TASK GOAL:
Quote the listing in full, exactly as given, minus any pictures.

Collected data entries

= = = = = = =

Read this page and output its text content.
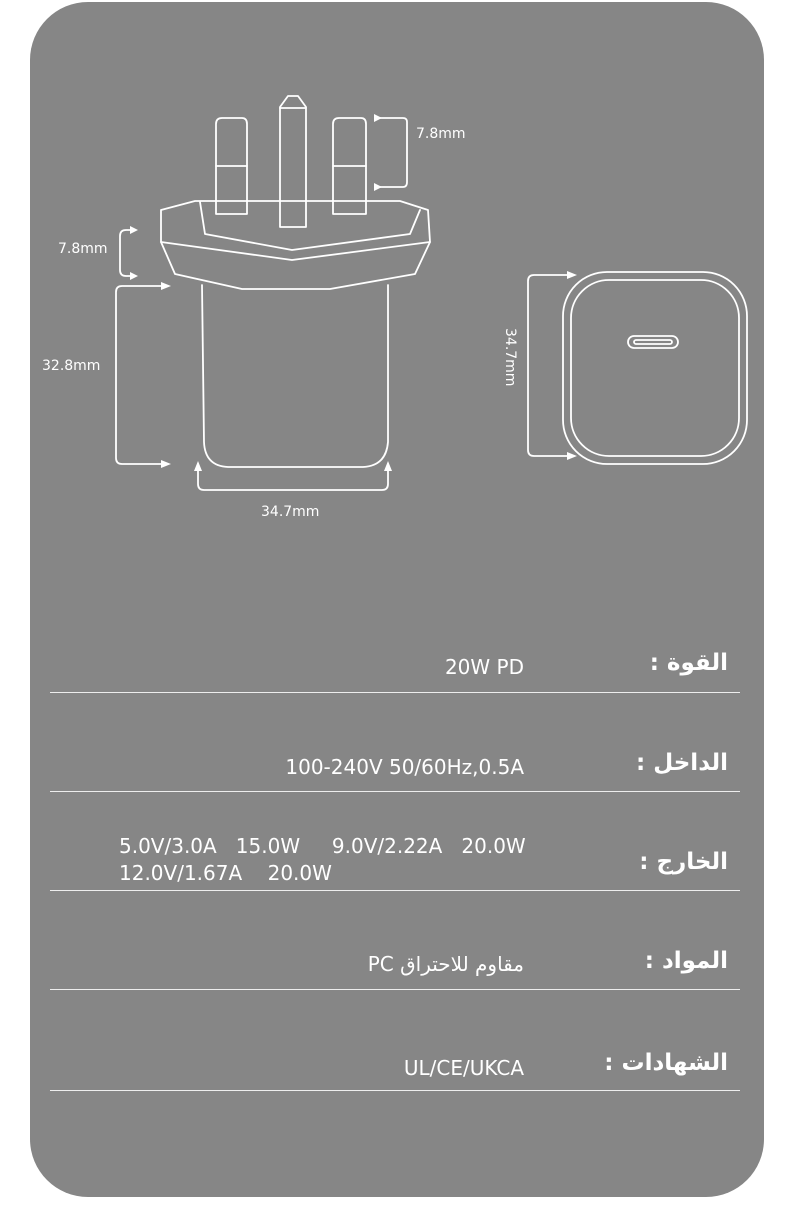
7.8mm
7.8mm
32.8mm
34.7mm
34.7mm
القوة :
20W PD
الداخل :
100-240V 50/60Hz,0.5A
الخارج :
5.0V/3.0A   15.0W     9.0V/2.22A   20.0W
12.0V/1.67A    20.0W
المواد :
PC مقاوم للاحتراق
الشهادات :
UL/CE/UKCA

= = = = = = =

TASK SOLUTION:
Read this page and output its text content.
7.8mm
7.8mm
32.8mm
34.7mm
34.7mm
القوة :
20W PD
الداخل :
100-240V 50/60Hz,0.5A
الخارج :
5.0V/3.0A   15.0W     9.0V/2.22A   20.0W
12.0V/1.67A    20.0W
المواد :
PC مقاوم للاحتراق
الشهادات :
UL/CE/UKCA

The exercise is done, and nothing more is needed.